# Extracted records:
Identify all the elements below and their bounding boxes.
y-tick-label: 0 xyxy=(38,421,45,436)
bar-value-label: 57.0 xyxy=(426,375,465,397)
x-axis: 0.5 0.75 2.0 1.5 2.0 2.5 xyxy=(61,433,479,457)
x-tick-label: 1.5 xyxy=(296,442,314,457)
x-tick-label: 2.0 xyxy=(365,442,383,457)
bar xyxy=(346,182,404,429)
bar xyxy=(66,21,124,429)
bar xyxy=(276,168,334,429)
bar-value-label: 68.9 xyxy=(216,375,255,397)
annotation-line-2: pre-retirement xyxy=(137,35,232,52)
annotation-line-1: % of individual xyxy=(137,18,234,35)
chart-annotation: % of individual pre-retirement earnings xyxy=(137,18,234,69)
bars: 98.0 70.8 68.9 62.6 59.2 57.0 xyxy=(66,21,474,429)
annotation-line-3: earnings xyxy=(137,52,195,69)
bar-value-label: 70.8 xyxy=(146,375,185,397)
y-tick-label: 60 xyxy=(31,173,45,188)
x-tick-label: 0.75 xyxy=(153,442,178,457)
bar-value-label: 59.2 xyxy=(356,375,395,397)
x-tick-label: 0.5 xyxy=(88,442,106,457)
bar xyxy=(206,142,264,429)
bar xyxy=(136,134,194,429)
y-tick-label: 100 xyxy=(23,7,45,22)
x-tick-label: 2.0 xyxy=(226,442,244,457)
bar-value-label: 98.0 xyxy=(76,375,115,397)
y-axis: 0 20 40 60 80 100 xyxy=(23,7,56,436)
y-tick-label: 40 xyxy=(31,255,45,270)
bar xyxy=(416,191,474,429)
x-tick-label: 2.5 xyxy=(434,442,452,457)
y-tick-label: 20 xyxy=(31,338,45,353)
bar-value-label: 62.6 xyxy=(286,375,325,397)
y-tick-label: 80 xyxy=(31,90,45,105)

# Instructions to follow:
Output every line of the extracted records above exactly as it appears, in the same order.

# Output for this task:
Identify all the elements below and their bounding boxes.
y-tick-label: 0 xyxy=(38,421,45,436)
bar-value-label: 57.0 xyxy=(426,375,465,397)
x-axis: 0.5 0.75 2.0 1.5 2.0 2.5 xyxy=(61,433,479,457)
x-tick-label: 1.5 xyxy=(296,442,314,457)
x-tick-label: 2.0 xyxy=(365,442,383,457)
bar xyxy=(346,182,404,429)
bar xyxy=(66,21,124,429)
bar xyxy=(276,168,334,429)
bar-value-label: 68.9 xyxy=(216,375,255,397)
annotation-line-2: pre-retirement xyxy=(137,35,232,52)
annotation-line-1: % of individual xyxy=(137,18,234,35)
chart-annotation: % of individual pre-retirement earnings xyxy=(137,18,234,69)
bars: 98.0 70.8 68.9 62.6 59.2 57.0 xyxy=(66,21,474,429)
annotation-line-3: earnings xyxy=(137,52,195,69)
bar-value-label: 70.8 xyxy=(146,375,185,397)
y-tick-label: 60 xyxy=(31,173,45,188)
x-tick-label: 0.75 xyxy=(153,442,178,457)
bar-value-label: 59.2 xyxy=(356,375,395,397)
x-tick-label: 0.5 xyxy=(88,442,106,457)
bar xyxy=(206,142,264,429)
bar xyxy=(136,134,194,429)
y-tick-label: 100 xyxy=(23,7,45,22)
x-tick-label: 2.0 xyxy=(226,442,244,457)
bar-value-label: 98.0 xyxy=(76,375,115,397)
y-axis: 0 20 40 60 80 100 xyxy=(23,7,56,436)
y-tick-label: 40 xyxy=(31,255,45,270)
bar xyxy=(416,191,474,429)
x-tick-label: 2.5 xyxy=(434,442,452,457)
y-tick-label: 20 xyxy=(31,338,45,353)
bar-value-label: 62.6 xyxy=(286,375,325,397)
y-tick-label: 80 xyxy=(31,90,45,105)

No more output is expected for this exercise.